**Data records**.

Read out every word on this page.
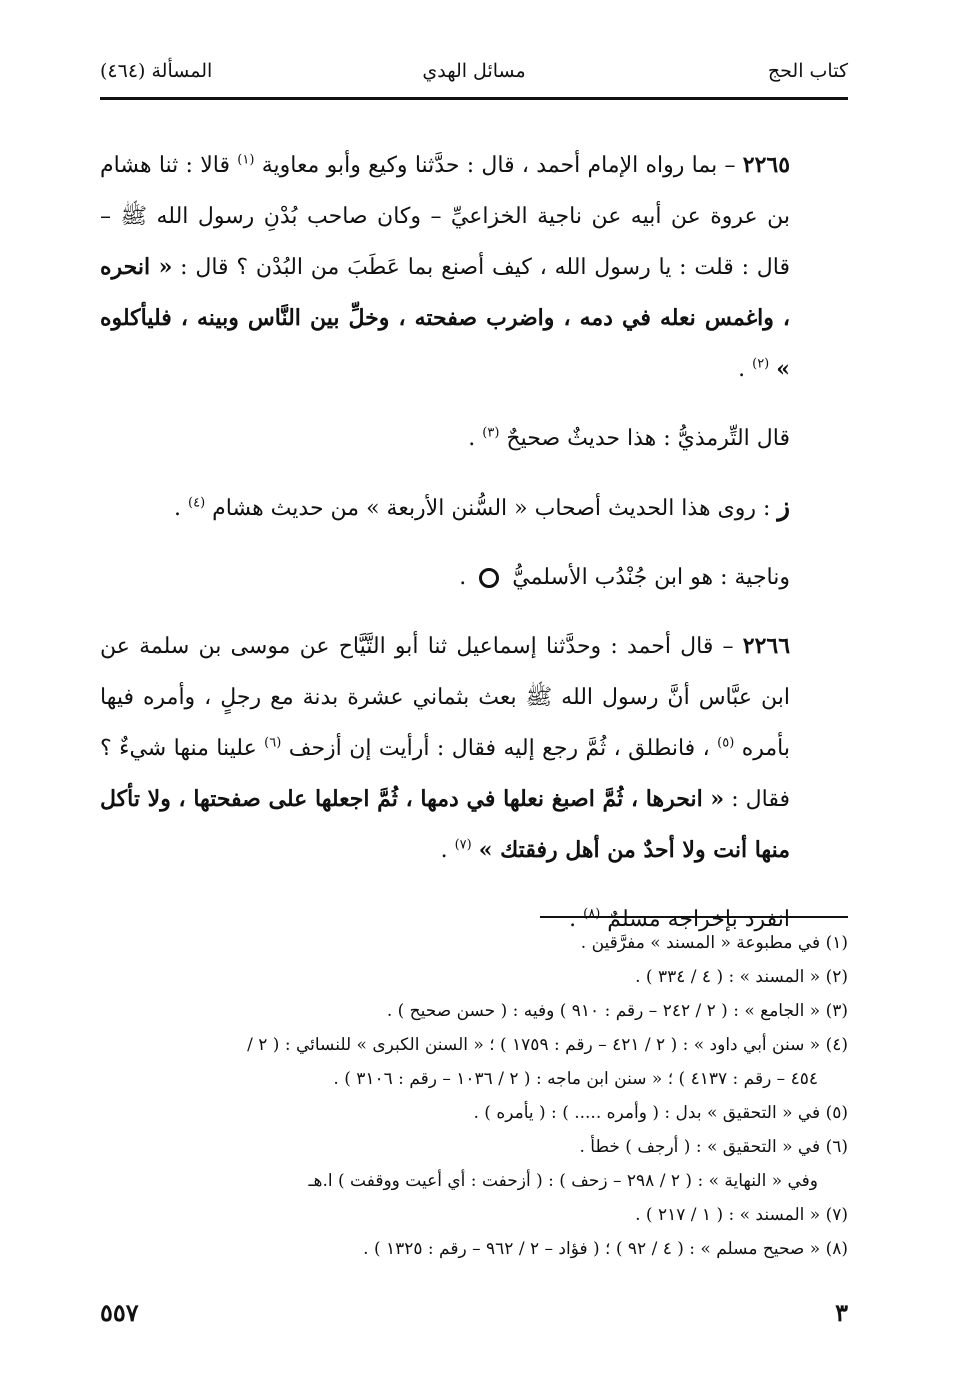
كتاب الحج
مسائل الهدي
المسألة (٤٦٤)

٢٢٦٥ – بما رواه الإمام أحمد ، قال : حدَّثنا وكيع وأبو معاوية $^{(١)}$ قالا : ثنا هشام بن عروة عن أبيه عن ناجية الخزاعيِّ – وكان صاحب بُدْنِ رسول الله ﷺ – قال : قلت : يا رسول الله ، كيف أصنع بما عَطَبَ من البُدْن ؟ قال : « انحره ، واغمس نعله في دمه ، واضرب صفحته ، وخلِّ بين النَّاس وبينه ، فليأكلوه » $^{(٢)}$ .

قال التِّرمذيُّ : هذا حديثٌ صحيحٌ $^{(٣)}$ .

ز : روى هذا الحديث أصحاب « السُّنن الأربعة » من حديث هشام $^{(٤)}$ .

وناجية : هو ابن جُنْدُب الأسلميُّ  .

٢٢٦٦ – قال أحمد : وحدَّثنا إسماعيل ثنا أبو التَّيَّاح عن موسى بن سلمة عن ابن عبَّاس أنَّ رسول الله ﷺ بعث بثماني عشرة بدنة مع رجلٍ ، وأمره فيها بأمره $^{(٥)}$ ، فانطلق ، ثُمَّ رجع إليه فقال : أرأيت إن أزحف $^{(٦)}$ علينا منها شيءٌ ؟ فقال : « انحرها ، ثُمَّ اصبغ نعلها في دمها ، ثُمَّ اجعلها على صفحتها ، ولا تأكل منها أنت ولا أحدٌ من أهل رفقتك » $^{(٧)}$ .

انفرد بإخراجه مسلمٌ $^{(٨)}$ .

(١) في مطبوعة « المسند » مفرَّقين .

(٢) « المسند » : ( ٤ / ٣٣٤ ) .

(٣) « الجامع » : ( ٢ / ٢٤٢ – رقم : ٩١٠ ) وفيه : ( حسن صحيح ) .

(٤) « سنن أبي داود » : ( ٢ / ٤٢١ – رقم : ١٧٥٩ ) ؛ « السنن الكبرى » للنسائي : ( ٢ /

٤٥٤ – رقم : ٤١٣٧ ) ؛ « سنن ابن ماجه : ( ٢ / ١٠٣٦ – رقم : ٣١٠٦ ) .

(٥) في « التحقيق » بدل : ( وأمره ..... ) : ( يأمره ) .

(٦) في « التحقيق » : ( أرجف ) خطأ .

وفي « النهاية » : ( ٢ / ٢٩٨ – زحف ) : ( أزحفت : أي أعيت ووقفت ) ا.هـ

(٧) « المسند » : ( ١ / ٢١٧ ) .

(٨) « صحيح مسلم » : ( ٤ / ٩٢ ) ؛ ( فؤاد – ٢ / ٩٦٢ – رقم : ١٣٢٥ ) .

٣
٥٥٧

**The request**.
Repeat the listing in full and exactly. Do not include any images.

**Full output**.
Read out every word on this page.
كتاب الحج
مسائل الهدي
المسألة (٤٦٤)

٢٢٦٥ – بما رواه الإمام أحمد ، قال : حدَّثنا وكيع وأبو معاوية $^{(١)}$ قالا : ثنا هشام بن عروة عن أبيه عن ناجية الخزاعيِّ – وكان صاحب بُدْنِ رسول الله ﷺ – قال : قلت : يا رسول الله ، كيف أصنع بما عَطَبَ من البُدْن ؟ قال : « انحره ، واغمس نعله في دمه ، واضرب صفحته ، وخلِّ بين النَّاس وبينه ، فليأكلوه » $^{(٢)}$ .

قال التِّرمذيُّ : هذا حديثٌ صحيحٌ $^{(٣)}$ .

ز : روى هذا الحديث أصحاب « السُّنن الأربعة » من حديث هشام $^{(٤)}$ .

وناجية : هو ابن جُنْدُب الأسلميُّ  .

٢٢٦٦ – قال أحمد : وحدَّثنا إسماعيل ثنا أبو التَّيَّاح عن موسى بن سلمة عن ابن عبَّاس أنَّ رسول الله ﷺ بعث بثماني عشرة بدنة مع رجلٍ ، وأمره فيها بأمره $^{(٥)}$ ، فانطلق ، ثُمَّ رجع إليه فقال : أرأيت إن أزحف $^{(٦)}$ علينا منها شيءٌ ؟ فقال : « انحرها ، ثُمَّ اصبغ نعلها في دمها ، ثُمَّ اجعلها على صفحتها ، ولا تأكل منها أنت ولا أحدٌ من أهل رفقتك » $^{(٧)}$ .

انفرد بإخراجه مسلمٌ $^{(٨)}$ .

(١) في مطبوعة « المسند » مفرَّقين .

(٢) « المسند » : ( ٤ / ٣٣٤ ) .

(٣) « الجامع » : ( ٢ / ٢٤٢ – رقم : ٩١٠ ) وفيه : ( حسن صحيح ) .

(٤) « سنن أبي داود » : ( ٢ / ٤٢١ – رقم : ١٧٥٩ ) ؛ « السنن الكبرى » للنسائي : ( ٢ /

٤٥٤ – رقم : ٤١٣٧ ) ؛ « سنن ابن ماجه : ( ٢ / ١٠٣٦ – رقم : ٣١٠٦ ) .

(٥) في « التحقيق » بدل : ( وأمره ..... ) : ( يأمره ) .

(٦) في « التحقيق » : ( أرجف ) خطأ .

وفي « النهاية » : ( ٢ / ٢٩٨ – زحف ) : ( أزحفت : أي أعيت ووقفت ) ا.هـ

(٧) « المسند » : ( ١ / ٢١٧ ) .

(٨) « صحيح مسلم » : ( ٤ / ٩٢ ) ؛ ( فؤاد – ٢ / ٩٦٢ – رقم : ١٣٢٥ ) .

٣
٥٥٧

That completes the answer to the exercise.